§ CHALLENGE
Pull out and copy every line of the listing that contains the string "circle", treating uppercase and lowercase letters as different.

§ DATA
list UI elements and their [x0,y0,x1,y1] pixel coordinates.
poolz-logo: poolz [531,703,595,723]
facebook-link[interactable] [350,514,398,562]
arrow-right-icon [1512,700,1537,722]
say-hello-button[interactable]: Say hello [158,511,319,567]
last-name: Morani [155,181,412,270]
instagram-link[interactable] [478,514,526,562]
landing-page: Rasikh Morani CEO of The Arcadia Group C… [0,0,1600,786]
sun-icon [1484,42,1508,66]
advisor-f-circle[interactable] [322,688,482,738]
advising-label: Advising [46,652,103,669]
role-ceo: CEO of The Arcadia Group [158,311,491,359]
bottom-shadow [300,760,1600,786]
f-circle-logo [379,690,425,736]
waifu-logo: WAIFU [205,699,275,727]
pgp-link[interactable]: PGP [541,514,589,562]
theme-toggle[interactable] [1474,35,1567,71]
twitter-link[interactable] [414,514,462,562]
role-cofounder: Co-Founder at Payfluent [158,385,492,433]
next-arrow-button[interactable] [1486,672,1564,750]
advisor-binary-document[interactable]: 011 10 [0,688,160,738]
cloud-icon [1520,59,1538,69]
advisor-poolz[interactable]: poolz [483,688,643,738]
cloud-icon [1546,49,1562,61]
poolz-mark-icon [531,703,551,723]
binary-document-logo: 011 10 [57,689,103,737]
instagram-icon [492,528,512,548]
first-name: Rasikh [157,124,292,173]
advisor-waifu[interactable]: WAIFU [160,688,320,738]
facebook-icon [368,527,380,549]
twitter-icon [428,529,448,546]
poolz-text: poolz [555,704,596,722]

* * *

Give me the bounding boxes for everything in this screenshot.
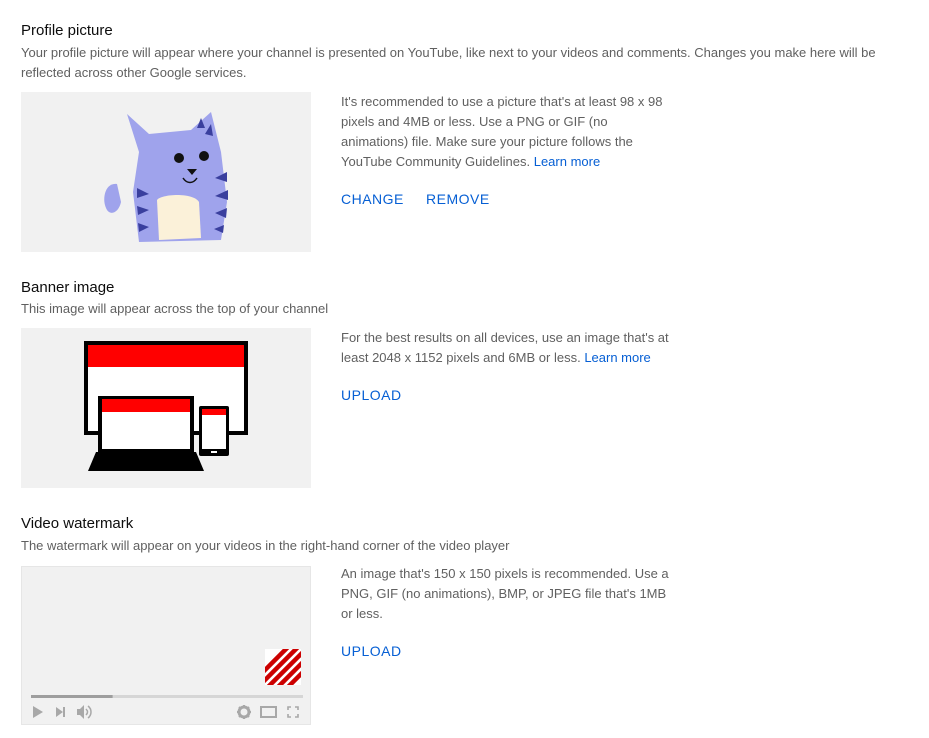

§ RESPONSE TO THE TASK
advisor-f-circle[interactable] [322,688,482,738]
f-circle-logo [379,690,425,736]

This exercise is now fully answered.